### Problem to solve:
Hunt for the word "mail" across the entries below, copying each line that holds it.

### Given entries:
= = =

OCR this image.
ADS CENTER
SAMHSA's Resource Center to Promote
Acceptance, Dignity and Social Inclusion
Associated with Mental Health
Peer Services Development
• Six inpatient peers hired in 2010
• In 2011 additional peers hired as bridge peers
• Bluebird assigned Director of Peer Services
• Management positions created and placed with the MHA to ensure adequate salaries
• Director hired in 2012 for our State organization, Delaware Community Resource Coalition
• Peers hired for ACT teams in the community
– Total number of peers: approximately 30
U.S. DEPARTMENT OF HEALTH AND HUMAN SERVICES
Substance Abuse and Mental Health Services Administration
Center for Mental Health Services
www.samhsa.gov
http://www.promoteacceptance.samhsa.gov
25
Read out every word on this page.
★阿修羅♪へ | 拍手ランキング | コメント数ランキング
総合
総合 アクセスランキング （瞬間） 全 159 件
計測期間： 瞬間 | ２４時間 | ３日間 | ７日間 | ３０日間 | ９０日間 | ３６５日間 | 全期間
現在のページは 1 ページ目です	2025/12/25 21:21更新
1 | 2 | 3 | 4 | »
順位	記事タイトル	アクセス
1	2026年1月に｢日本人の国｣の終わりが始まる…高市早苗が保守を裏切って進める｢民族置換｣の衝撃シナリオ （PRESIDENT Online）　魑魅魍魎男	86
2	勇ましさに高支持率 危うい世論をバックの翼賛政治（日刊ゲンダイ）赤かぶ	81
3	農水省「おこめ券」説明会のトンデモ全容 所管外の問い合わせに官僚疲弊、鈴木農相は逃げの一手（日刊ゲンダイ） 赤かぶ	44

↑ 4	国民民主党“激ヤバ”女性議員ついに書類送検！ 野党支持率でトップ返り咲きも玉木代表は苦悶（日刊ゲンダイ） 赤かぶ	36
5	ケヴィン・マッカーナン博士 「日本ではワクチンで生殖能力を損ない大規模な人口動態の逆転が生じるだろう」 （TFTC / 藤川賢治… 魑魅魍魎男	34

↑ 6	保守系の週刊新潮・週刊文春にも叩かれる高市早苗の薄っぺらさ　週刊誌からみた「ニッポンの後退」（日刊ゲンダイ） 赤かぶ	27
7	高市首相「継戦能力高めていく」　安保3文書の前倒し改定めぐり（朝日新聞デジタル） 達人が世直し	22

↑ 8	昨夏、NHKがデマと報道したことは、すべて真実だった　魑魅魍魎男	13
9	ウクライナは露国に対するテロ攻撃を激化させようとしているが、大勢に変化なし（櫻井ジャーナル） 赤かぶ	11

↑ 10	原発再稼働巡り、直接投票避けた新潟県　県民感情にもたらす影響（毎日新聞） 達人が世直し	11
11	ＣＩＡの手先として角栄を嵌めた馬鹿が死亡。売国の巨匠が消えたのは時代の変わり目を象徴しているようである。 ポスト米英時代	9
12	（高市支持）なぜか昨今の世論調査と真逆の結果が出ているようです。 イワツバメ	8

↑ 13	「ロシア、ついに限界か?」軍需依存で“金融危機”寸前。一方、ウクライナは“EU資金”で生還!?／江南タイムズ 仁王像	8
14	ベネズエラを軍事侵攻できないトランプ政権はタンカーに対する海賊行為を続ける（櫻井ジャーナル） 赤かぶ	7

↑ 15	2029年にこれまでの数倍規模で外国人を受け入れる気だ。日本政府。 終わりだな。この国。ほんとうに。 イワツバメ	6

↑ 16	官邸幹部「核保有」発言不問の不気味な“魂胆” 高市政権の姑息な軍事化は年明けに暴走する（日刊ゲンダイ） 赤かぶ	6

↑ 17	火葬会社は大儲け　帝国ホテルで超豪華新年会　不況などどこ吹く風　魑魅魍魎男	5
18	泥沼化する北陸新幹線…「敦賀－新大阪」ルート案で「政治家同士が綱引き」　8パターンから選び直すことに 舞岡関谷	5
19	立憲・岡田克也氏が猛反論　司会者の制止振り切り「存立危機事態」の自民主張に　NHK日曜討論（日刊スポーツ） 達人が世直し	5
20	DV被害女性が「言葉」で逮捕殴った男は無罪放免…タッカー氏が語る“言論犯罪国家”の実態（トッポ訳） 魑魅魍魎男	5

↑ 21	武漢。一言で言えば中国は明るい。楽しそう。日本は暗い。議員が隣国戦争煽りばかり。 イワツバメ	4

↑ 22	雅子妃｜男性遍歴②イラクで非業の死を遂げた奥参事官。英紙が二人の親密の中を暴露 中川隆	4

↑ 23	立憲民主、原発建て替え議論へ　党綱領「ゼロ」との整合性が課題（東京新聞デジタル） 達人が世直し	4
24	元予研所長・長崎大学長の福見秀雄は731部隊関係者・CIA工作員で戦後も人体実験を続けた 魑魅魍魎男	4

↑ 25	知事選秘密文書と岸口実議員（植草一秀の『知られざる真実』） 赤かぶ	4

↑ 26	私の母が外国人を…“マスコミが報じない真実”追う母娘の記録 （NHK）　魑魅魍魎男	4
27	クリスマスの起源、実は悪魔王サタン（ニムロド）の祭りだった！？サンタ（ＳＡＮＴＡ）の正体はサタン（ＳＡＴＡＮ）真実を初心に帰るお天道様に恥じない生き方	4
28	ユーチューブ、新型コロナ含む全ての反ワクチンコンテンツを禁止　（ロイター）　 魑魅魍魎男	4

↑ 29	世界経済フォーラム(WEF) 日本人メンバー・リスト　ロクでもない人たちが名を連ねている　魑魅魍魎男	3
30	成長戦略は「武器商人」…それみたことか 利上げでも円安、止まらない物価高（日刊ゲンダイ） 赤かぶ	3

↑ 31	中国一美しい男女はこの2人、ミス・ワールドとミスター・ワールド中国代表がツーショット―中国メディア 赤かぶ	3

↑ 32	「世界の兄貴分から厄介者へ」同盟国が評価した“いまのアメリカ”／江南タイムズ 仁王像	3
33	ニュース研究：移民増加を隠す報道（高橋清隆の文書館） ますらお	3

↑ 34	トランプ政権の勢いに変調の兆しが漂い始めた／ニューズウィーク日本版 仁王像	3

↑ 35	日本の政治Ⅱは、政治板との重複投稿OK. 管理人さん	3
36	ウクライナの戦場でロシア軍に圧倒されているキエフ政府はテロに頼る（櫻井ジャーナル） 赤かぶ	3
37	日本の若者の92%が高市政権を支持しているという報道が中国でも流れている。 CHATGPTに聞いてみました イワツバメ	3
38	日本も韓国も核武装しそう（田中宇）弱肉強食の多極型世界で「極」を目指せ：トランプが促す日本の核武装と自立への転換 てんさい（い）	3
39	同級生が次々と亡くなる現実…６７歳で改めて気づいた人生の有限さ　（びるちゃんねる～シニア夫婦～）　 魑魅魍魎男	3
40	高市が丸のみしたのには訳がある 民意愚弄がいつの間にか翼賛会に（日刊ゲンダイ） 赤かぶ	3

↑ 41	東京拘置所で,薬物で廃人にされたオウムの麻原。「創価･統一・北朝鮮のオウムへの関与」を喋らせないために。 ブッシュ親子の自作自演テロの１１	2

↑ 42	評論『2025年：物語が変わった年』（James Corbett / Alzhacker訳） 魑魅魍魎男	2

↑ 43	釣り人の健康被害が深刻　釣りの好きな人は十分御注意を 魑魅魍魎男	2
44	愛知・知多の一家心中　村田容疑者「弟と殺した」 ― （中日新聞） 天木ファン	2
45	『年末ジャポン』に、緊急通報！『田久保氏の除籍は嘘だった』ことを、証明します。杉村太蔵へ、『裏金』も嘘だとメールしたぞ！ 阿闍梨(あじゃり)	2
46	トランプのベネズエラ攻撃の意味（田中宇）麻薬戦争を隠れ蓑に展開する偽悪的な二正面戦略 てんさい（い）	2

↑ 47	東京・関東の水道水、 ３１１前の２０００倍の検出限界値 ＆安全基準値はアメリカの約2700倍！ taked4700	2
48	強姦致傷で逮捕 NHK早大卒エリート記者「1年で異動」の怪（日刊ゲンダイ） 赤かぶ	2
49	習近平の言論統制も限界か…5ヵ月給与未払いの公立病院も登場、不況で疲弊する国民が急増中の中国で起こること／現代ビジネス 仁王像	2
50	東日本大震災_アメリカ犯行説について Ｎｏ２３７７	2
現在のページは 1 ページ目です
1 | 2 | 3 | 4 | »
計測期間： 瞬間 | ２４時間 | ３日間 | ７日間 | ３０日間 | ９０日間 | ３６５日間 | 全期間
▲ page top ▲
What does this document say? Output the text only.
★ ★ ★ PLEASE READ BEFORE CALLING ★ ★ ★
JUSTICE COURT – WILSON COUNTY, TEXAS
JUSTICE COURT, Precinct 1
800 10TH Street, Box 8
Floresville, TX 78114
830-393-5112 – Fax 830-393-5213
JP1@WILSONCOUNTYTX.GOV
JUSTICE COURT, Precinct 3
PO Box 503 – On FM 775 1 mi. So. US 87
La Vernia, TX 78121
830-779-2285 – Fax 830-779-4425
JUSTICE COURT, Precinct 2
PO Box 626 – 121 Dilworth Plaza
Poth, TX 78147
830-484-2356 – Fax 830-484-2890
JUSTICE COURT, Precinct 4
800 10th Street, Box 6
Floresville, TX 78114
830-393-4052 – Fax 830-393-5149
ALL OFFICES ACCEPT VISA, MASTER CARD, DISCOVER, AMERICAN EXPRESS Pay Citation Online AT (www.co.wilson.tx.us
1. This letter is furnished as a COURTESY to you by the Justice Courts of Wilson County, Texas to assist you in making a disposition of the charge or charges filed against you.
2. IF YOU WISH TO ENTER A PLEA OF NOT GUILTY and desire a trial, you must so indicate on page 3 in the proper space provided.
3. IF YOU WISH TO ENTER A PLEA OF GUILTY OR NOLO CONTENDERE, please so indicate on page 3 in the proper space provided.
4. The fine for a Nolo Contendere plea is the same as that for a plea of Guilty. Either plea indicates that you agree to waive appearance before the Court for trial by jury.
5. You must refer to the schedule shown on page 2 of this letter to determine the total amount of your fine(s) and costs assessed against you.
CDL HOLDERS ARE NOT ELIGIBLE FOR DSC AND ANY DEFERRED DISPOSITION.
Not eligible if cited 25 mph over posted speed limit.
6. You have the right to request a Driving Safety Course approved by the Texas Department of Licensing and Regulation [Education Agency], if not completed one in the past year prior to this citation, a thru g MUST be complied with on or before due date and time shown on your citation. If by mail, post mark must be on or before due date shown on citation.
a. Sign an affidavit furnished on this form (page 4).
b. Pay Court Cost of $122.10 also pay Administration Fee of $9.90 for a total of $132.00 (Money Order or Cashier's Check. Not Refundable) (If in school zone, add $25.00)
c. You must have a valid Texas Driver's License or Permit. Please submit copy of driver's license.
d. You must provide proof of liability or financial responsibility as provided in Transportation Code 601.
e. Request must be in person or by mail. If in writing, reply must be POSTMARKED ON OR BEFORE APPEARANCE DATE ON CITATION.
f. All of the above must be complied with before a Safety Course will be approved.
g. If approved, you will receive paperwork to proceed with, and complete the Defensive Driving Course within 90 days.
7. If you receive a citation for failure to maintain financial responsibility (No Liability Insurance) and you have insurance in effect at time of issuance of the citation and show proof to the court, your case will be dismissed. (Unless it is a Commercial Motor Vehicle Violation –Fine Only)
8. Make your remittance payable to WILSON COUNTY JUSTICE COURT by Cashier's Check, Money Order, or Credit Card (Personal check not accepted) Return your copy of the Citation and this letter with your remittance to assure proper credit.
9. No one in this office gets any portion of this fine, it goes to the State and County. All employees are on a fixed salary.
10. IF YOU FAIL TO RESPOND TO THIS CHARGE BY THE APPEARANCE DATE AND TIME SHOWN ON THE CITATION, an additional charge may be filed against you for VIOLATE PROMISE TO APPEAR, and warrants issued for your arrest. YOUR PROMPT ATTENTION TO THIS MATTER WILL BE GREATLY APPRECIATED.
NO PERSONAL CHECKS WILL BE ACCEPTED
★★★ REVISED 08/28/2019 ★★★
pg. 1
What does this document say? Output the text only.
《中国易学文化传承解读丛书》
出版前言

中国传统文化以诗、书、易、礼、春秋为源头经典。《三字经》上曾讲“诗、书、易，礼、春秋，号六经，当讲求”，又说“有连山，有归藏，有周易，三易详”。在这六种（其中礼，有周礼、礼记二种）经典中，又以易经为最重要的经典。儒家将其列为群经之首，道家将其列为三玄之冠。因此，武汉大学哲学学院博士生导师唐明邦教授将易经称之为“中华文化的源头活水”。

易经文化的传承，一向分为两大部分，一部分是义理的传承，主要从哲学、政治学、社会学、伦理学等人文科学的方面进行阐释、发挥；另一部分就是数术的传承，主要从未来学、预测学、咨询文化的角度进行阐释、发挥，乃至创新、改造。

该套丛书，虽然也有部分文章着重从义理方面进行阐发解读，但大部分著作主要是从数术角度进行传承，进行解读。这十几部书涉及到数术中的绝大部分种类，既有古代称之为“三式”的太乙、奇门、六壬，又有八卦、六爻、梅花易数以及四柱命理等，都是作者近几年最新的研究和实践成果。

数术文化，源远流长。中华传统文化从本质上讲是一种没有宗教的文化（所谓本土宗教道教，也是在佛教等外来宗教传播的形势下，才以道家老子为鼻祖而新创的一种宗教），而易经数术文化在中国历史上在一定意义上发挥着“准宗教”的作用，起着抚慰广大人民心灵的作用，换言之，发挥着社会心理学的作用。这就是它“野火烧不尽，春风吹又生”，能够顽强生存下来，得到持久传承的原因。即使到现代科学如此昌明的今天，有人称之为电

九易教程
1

= = =

### Result of this task:
6. You have the right to request a Driving Safety Course approved by the Texas Department of Licensing and Regulation [Education Agency], if not completed one in the past year prior to this citation, a thru g MUST be complied with on or before due date and time shown on your citation. If by mail, post mark must be on or before due date shown on citation.
e. Request must be in person or by mail. If in writing, reply must be POSTMARKED ON OR BEFORE APPEARANCE DATE ON CITATION.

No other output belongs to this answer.